Written request |
Rename "pythia8" to "py8" in the stretch from the line containing "upper-ytick-label-10: 10 [68, 261, 88, 281]" through the line containing "ratio-point-pythia8-default [122, 879, 136, 892]", and give those lines back with everything else unchanged.

Supplied records |
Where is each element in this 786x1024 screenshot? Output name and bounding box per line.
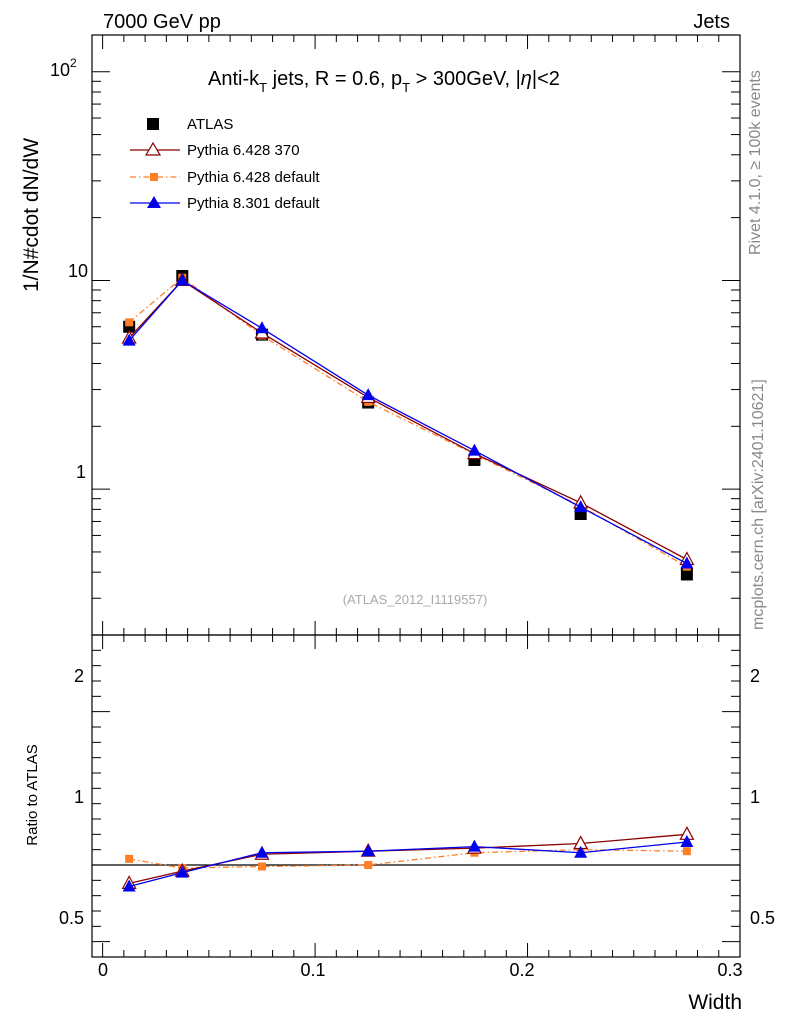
upper-ytick-label-10: 10 [68, 261, 88, 281]
ratio-point-pythia6-default [364, 861, 373, 869]
ratio-line-pythia6-370 [129, 833, 687, 885]
lower-plot-frame [91, 634, 741, 958]
upper-point-atlas [680, 568, 693, 581]
plot-title: Anti-kT jets, R = 0.6, pT > 300GeV, |η|<… [208, 68, 560, 95]
xtick-label-0.3: 0.3 [717, 960, 742, 980]
upper-point-pythia8-default [467, 443, 481, 456]
upper-point-pythia8-default [680, 556, 694, 569]
legend-marker-pythia6-370 [144, 141, 162, 156]
upper-point-pythia8-default [255, 321, 269, 334]
ratio-point-pythia8-default [467, 839, 481, 852]
lower-series-group [121, 826, 695, 892]
upper-point-pythia6-default [125, 318, 134, 327]
ratio-point-pythia8-default [574, 845, 588, 858]
lower-ytick-label-right-1: 1 [750, 787, 760, 807]
process-label: Jets [693, 11, 730, 33]
upper-y-axis-label: 1/N#cdot dN/dW [20, 138, 43, 292]
lower-ytick-label-0.5: 0.5 [59, 908, 84, 928]
legend-marker-pythia6-default [150, 173, 158, 181]
upper-point-pythia8-default [574, 500, 588, 513]
legend-label-pythia6-default: Pythia 6.428 default [187, 169, 320, 186]
ratio-point-pythia8-default [122, 879, 136, 892]
xtick-label-0.2: 0.2 [509, 960, 534, 980]
ratio-point-pythia8-default [361, 844, 375, 857]
x-axis-label: Width [688, 991, 742, 1014]
upper-line-pythia6-default [128, 276, 688, 568]
upper-point-pythia8-default [361, 388, 375, 401]
lower-ytick-label-2: 2 [74, 666, 84, 686]
rivet-label: Rivet 4.1.0, ≥ 100k events [747, 70, 764, 255]
ratio-point-pythia6-default [257, 862, 266, 871]
xtick-label-0: 0 [98, 960, 108, 980]
axis-ticks [92, 35, 741, 957]
legend-marker-pythia8-default [147, 196, 161, 208]
ratio-point-pythia8-default [680, 835, 694, 847]
legend-label-atlas: ATLAS [187, 116, 233, 133]
lower-ytick-label-right-2: 2 [750, 666, 760, 686]
upper-series-group [121, 270, 695, 581]
legend: ATLAS Pythia 6.428 370 Pythia 6.428 defa… [130, 116, 320, 212]
lower-ytick-label-right-0.5: 0.5 [750, 908, 775, 928]
legend-label-pythia8-default: Pythia 8.301 default [187, 195, 320, 212]
upper-line-pythia6-370 [128, 279, 688, 561]
legend-marker-atlas [147, 118, 159, 130]
mcplots-label: mcplots.cern.ch [arXiv:2401.10621] [750, 379, 767, 630]
energy-label: 7000 GeV pp [103, 11, 221, 33]
ratio-point-pythia8-default [255, 845, 269, 858]
upper-ytick-label-1: 1 [76, 462, 86, 482]
lower-y-axis-label: Ratio to ATLAS [24, 744, 41, 845]
ratio-point-pythia6-default [682, 847, 691, 856]
ratio-point-pythia8-default [175, 865, 189, 878]
ratio-point-pythia6-default [125, 854, 134, 863]
legend-label-pythia6-370: Pythia 6.428 370 [187, 142, 300, 159]
lower-ytick-label-1: 1 [74, 787, 84, 807]
upper-ytick-label-100: 102 [50, 56, 77, 80]
xtick-label-0.1: 0.1 [300, 960, 325, 980]
analysis-watermark: (ATLAS_2012_I1119557) [343, 592, 488, 607]
upper-point-pythia8-default [122, 333, 136, 346]
upper-point-pythia8-default [175, 273, 189, 286]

Solution to this exercise |
upper-ytick-label-10: 10 [68, 261, 88, 281]
ratio-point-pythia6-default [364, 861, 373, 869]
ratio-line-pythia6-370 [129, 833, 687, 885]
lower-plot-frame [91, 634, 741, 958]
upper-point-atlas [680, 568, 693, 581]
plot-title: Anti-kT jets, R = 0.6, pT > 300GeV, |η|<… [208, 68, 560, 95]
xtick-label-0.3: 0.3 [717, 960, 742, 980]
upper-point-py8-default [467, 443, 481, 456]
upper-point-py8-default [680, 556, 694, 569]
legend-marker-pythia6-370 [144, 141, 162, 156]
upper-point-py8-default [255, 321, 269, 334]
ratio-point-py8-default [467, 839, 481, 852]
lower-series-group [121, 826, 695, 892]
upper-point-pythia6-default [125, 318, 134, 327]
ratio-point-py8-default [574, 845, 588, 858]
lower-ytick-label-right-1: 1 [750, 787, 760, 807]
process-label: Jets [693, 11, 730, 33]
upper-y-axis-label: 1/N#cdot dN/dW [20, 138, 43, 292]
lower-ytick-label-0.5: 0.5 [59, 908, 84, 928]
legend-marker-pythia6-default [150, 173, 158, 181]
upper-point-py8-default [574, 500, 588, 513]
legend-label-pythia6-default: Pythia 6.428 default [187, 169, 320, 186]
ratio-point-py8-default [122, 879, 136, 892]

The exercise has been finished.